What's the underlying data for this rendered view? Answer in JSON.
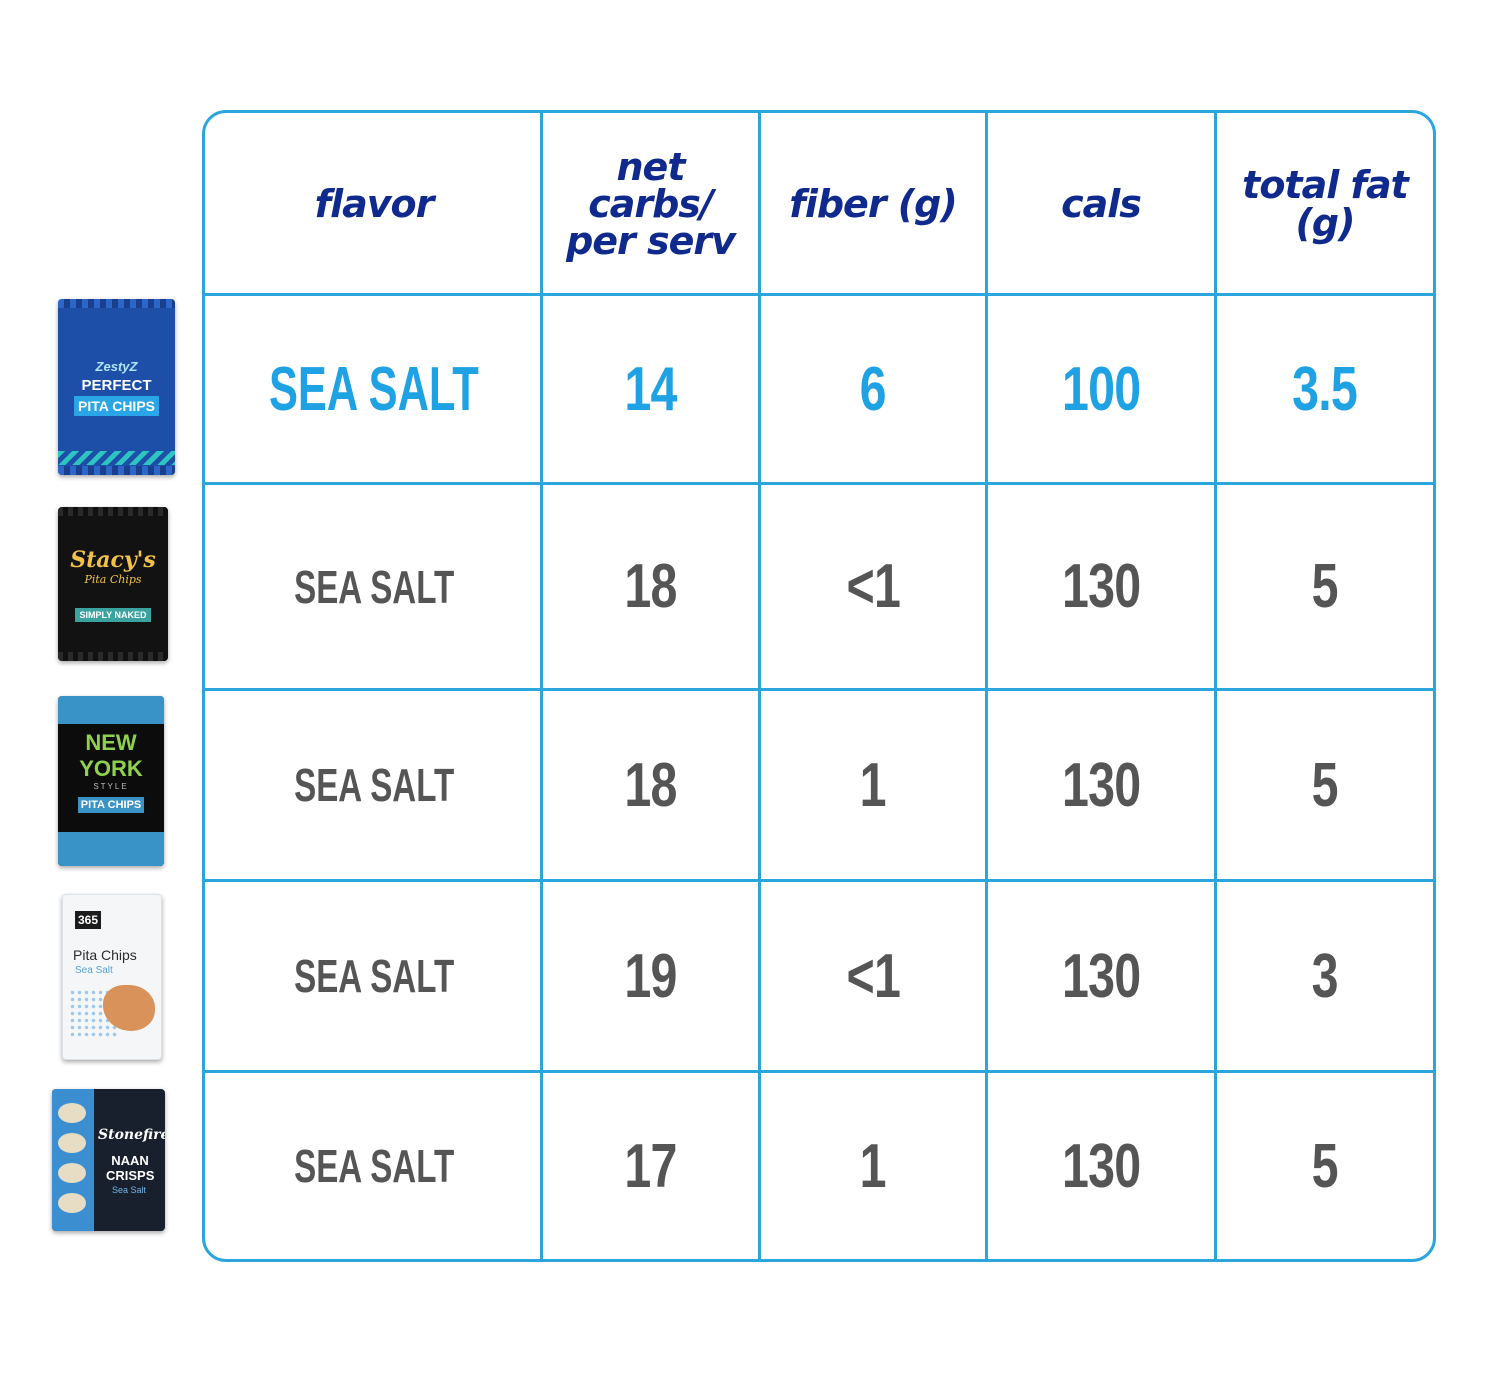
{
  "products": [
    {
      "name": "zesty-z-perfect-pita-chips",
      "brand": "ZestyZ",
      "title": "PERFECT",
      "subtitle": "PITA CHIPS"
    },
    {
      "name": "stacys-pita-chips",
      "brand": "Stacy's",
      "title": "Pita Chips",
      "subtitle": "SIMPLY NAKED"
    },
    {
      "name": "new-york-style-pita-chips",
      "brand": "NEW YORK",
      "title": "STYLE",
      "subtitle": "PITA CHIPS"
    },
    {
      "name": "365-pita-chips",
      "brand": "365",
      "title": "Pita Chips",
      "subtitle": "Sea Salt"
    },
    {
      "name": "stonefire-naan-crisps",
      "brand": "Stonefire",
      "title": "NAAN CRISPS",
      "subtitle": "Sea Salt"
    }
  ],
  "table": {
    "headers": [
      "flavor",
      "net carbs/ per serv",
      "fiber (g)",
      "cals",
      "total fat (g)"
    ],
    "highlight_color": "#1fa2e3",
    "text_color": "#555555",
    "header_color": "#0f2a8c",
    "border_color": "#2aa6dd"
  },
  "chart_data": {
    "type": "table",
    "columns": [
      "flavor",
      "net carbs/ per serv",
      "fiber (g)",
      "cals",
      "total fat (g)"
    ],
    "rows": [
      [
        "SEA SALT",
        "14",
        "6",
        "100",
        "3.5"
      ],
      [
        "SEA SALT",
        "18",
        "<1",
        "130",
        "5"
      ],
      [
        "SEA SALT",
        "18",
        "1",
        "130",
        "5"
      ],
      [
        "SEA SALT",
        "19",
        "<1",
        "130",
        "3"
      ],
      [
        "SEA SALT",
        "17",
        "1",
        "130",
        "5"
      ]
    ],
    "highlighted_row": 0
  }
}
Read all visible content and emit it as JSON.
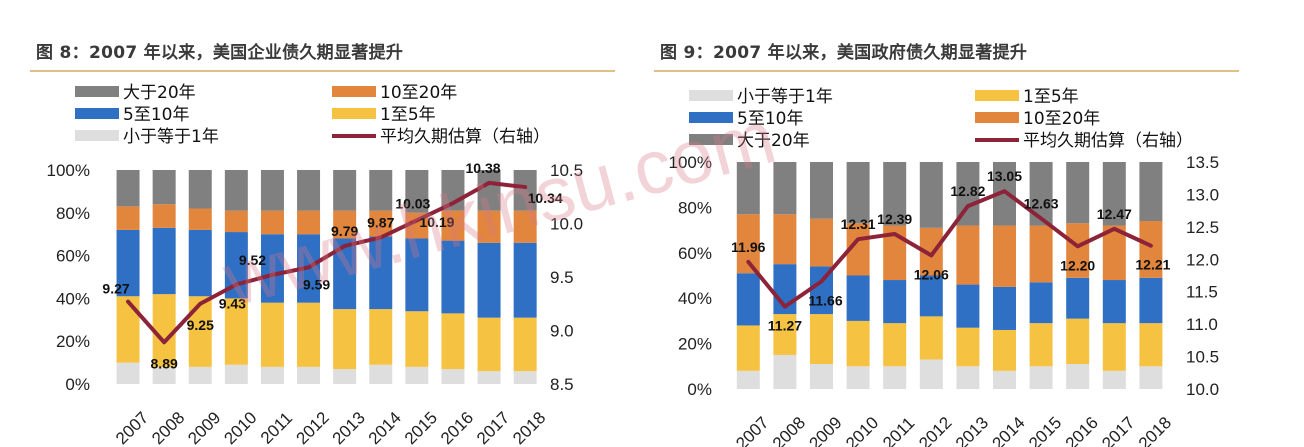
{
  "watermark": "www.hkinsu.com",
  "chart_data": [
    {
      "type": "bar",
      "title": "图 8：2007 年以来，美国企业债久期显著提升",
      "categories": [
        "2007",
        "2008",
        "2009",
        "2010",
        "2011",
        "2012",
        "2013",
        "2014",
        "2015",
        "2016",
        "2017",
        "2018"
      ],
      "stacked": true,
      "series": [
        {
          "name": "小于等于1年",
          "color": "#dedede",
          "values": [
            10,
            8,
            8,
            9,
            8,
            8,
            7,
            9,
            8,
            7,
            6,
            6
          ]
        },
        {
          "name": "1至5年",
          "color": "#f5c242",
          "values": [
            31,
            34,
            33,
            31,
            30,
            30,
            28,
            26,
            26,
            26,
            25,
            25
          ]
        },
        {
          "name": "5至10年",
          "color": "#2f6fc4",
          "values": [
            31,
            31,
            31,
            31,
            32,
            32,
            33,
            34,
            34,
            34,
            35,
            35
          ]
        },
        {
          "name": "10至20年",
          "color": "#e2853d",
          "values": [
            11,
            11,
            10,
            10,
            11,
            11,
            13,
            12,
            12,
            14,
            15,
            15
          ]
        },
        {
          "name": "大于20年",
          "color": "#808080",
          "values": [
            17,
            16,
            18,
            19,
            19,
            19,
            19,
            19,
            20,
            19,
            19,
            19
          ]
        }
      ],
      "line": {
        "name": "平均久期估算（右轴）",
        "color": "#8c2338",
        "values": [
          9.27,
          8.89,
          9.25,
          9.43,
          9.52,
          9.59,
          9.79,
          9.87,
          10.03,
          10.19,
          10.38,
          10.34
        ],
        "labels": [
          "9.27",
          "8.89",
          "9.25",
          "9.43",
          "9.52",
          "9.59",
          "9.79",
          "9.87",
          "10.03",
          "10.19",
          "10.38",
          "10.34"
        ]
      },
      "legend_order": [
        "大于20年",
        "10至20年",
        "5至10年",
        "1至5年",
        "小于等于1年",
        "平均久期估算（右轴）"
      ],
      "ylim": [
        0,
        100
      ],
      "y_ticks": [
        "0%",
        "20%",
        "40%",
        "60%",
        "80%",
        "100%"
      ],
      "y2lim": [
        8.5,
        10.5
      ],
      "y2_ticks": [
        "8.5",
        "9.0",
        "9.5",
        "10.0",
        "10.5"
      ],
      "grid": false,
      "legend_position": "top"
    },
    {
      "type": "bar",
      "title": "图 9：2007 年以来，美国政府债久期显著提升",
      "categories": [
        "2007",
        "2008",
        "2009",
        "2010",
        "2011",
        "2012",
        "2013",
        "2014",
        "2015",
        "2016",
        "2017",
        "2018"
      ],
      "stacked": true,
      "series": [
        {
          "name": "小于等于1年",
          "color": "#dedede",
          "values": [
            8,
            15,
            11,
            10,
            10,
            13,
            10,
            8,
            10,
            11,
            8,
            10
          ]
        },
        {
          "name": "1至5年",
          "color": "#f5c242",
          "values": [
            20,
            18,
            22,
            20,
            19,
            19,
            17,
            18,
            19,
            20,
            21,
            19
          ]
        },
        {
          "name": "5至10年",
          "color": "#2f6fc4",
          "values": [
            23,
            22,
            21,
            20,
            19,
            18,
            19,
            19,
            18,
            18,
            19,
            20
          ]
        },
        {
          "name": "10至20年",
          "color": "#e2853d",
          "values": [
            26,
            22,
            21,
            23,
            24,
            21,
            26,
            27,
            25,
            24,
            24,
            25
          ]
        },
        {
          "name": "大于20年",
          "color": "#808080",
          "values": [
            23,
            23,
            25,
            27,
            28,
            29,
            28,
            28,
            28,
            27,
            28,
            26
          ]
        }
      ],
      "line": {
        "name": "平均久期估算（右轴）",
        "color": "#8c2338",
        "values": [
          11.96,
          11.27,
          11.66,
          12.31,
          12.39,
          12.06,
          12.82,
          13.05,
          12.63,
          12.2,
          12.47,
          12.21
        ],
        "labels": [
          "11.96",
          "11.27",
          "11.66",
          "12.31",
          "12.39",
          "12.06",
          "12.82",
          "13.05",
          "12.63",
          "12.20",
          "12.47",
          "12.21"
        ]
      },
      "legend_order": [
        "小于等于1年",
        "1至5年",
        "5至10年",
        "10至20年",
        "大于20年",
        "平均久期估算（右轴）"
      ],
      "ylim": [
        0,
        100
      ],
      "y_ticks": [
        "0%",
        "20%",
        "40%",
        "60%",
        "80%",
        "100%"
      ],
      "y2lim": [
        10.0,
        13.5
      ],
      "y2_ticks": [
        "10.0",
        "10.5",
        "11.0",
        "11.5",
        "12.0",
        "12.5",
        "13.0",
        "13.5"
      ],
      "grid": false,
      "legend_position": "top"
    }
  ]
}
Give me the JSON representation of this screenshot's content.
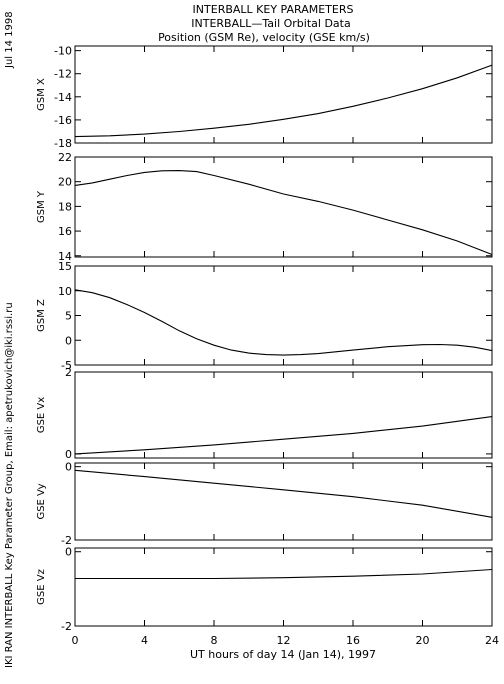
{
  "header": {
    "line1": "INTERBALL KEY PARAMETERS",
    "line2": "INTERBALL—Tail Orbital Data",
    "line3": "Position (GSM Re), velocity (GSE km/s)"
  },
  "side": {
    "date": "Jul 14 1998",
    "credit": "IKI RAN INTERBALL Key Parameter Group, Email: apetrukovich@iki.rssi.ru"
  },
  "chart_data": {
    "type": "line",
    "xlabel": "UT hours of day  14 (Jan 14), 1997",
    "xlim": [
      0,
      24
    ],
    "xticks": [
      0,
      4,
      8,
      12,
      16,
      20,
      24
    ],
    "panels": [
      {
        "name": "GSM X",
        "ylim": [
          -18,
          -9.6
        ],
        "yticks": [
          -18,
          -16,
          -14,
          -12,
          -10
        ],
        "series": {
          "x": [
            0,
            2,
            4,
            6,
            8,
            10,
            12,
            14,
            16,
            18,
            20,
            22,
            24
          ],
          "y": [
            -17.45,
            -17.38,
            -17.23,
            -17.0,
            -16.72,
            -16.38,
            -15.95,
            -15.45,
            -14.82,
            -14.1,
            -13.3,
            -12.35,
            -11.25
          ]
        }
      },
      {
        "name": "GSM Y",
        "ylim": [
          13.9,
          22
        ],
        "yticks": [
          14,
          16,
          18,
          20,
          22
        ],
        "series": {
          "x": [
            0,
            1,
            2,
            3,
            4,
            5,
            6,
            7,
            8,
            10,
            12,
            14,
            16,
            18,
            20,
            22,
            24
          ],
          "y": [
            19.7,
            19.9,
            20.2,
            20.5,
            20.75,
            20.88,
            20.9,
            20.82,
            20.5,
            19.8,
            19.0,
            18.4,
            17.7,
            16.9,
            16.1,
            15.2,
            14.1
          ]
        }
      },
      {
        "name": "GSM Z",
        "ylim": [
          -5,
          15
        ],
        "yticks": [
          -5,
          0,
          5,
          10,
          15
        ],
        "series": {
          "x": [
            0,
            1,
            2,
            3,
            4,
            5,
            6,
            7,
            8,
            9,
            10,
            11,
            12,
            13,
            14,
            16,
            18,
            20,
            21,
            22,
            23,
            24
          ],
          "y": [
            10.2,
            9.6,
            8.6,
            7.2,
            5.6,
            3.8,
            1.9,
            0.3,
            -1.0,
            -2.0,
            -2.6,
            -2.9,
            -3.0,
            -2.9,
            -2.7,
            -2.0,
            -1.3,
            -0.9,
            -0.85,
            -1.0,
            -1.4,
            -2.1
          ]
        }
      },
      {
        "name": "GSE Vx",
        "ylim": [
          -0.1,
          2
        ],
        "yticks": [
          0,
          2
        ],
        "series": {
          "x": [
            0,
            4,
            8,
            12,
            16,
            20,
            24
          ],
          "y": [
            0.0,
            0.1,
            0.22,
            0.36,
            0.5,
            0.68,
            0.91
          ]
        }
      },
      {
        "name": "GSE Vy",
        "ylim": [
          -2,
          0.1
        ],
        "yticks": [
          -2,
          0
        ],
        "series": {
          "x": [
            0,
            4,
            8,
            12,
            16,
            20,
            24
          ],
          "y": [
            -0.1,
            -0.27,
            -0.45,
            -0.63,
            -0.82,
            -1.05,
            -1.38
          ]
        }
      },
      {
        "name": "GSE Vz",
        "ylim": [
          -2,
          0.1
        ],
        "yticks": [
          -2,
          0
        ],
        "series": {
          "x": [
            0,
            4,
            8,
            12,
            16,
            20,
            24
          ],
          "y": [
            -0.72,
            -0.72,
            -0.72,
            -0.7,
            -0.66,
            -0.6,
            -0.48
          ]
        }
      }
    ]
  }
}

WRITTEN INSTRUCTION
Spot every line that holds "content" and copy it.

EXERCISE ANSWER
Read all visible content and emit it as JSON.
Give me the JSON representation of this screenshot's content.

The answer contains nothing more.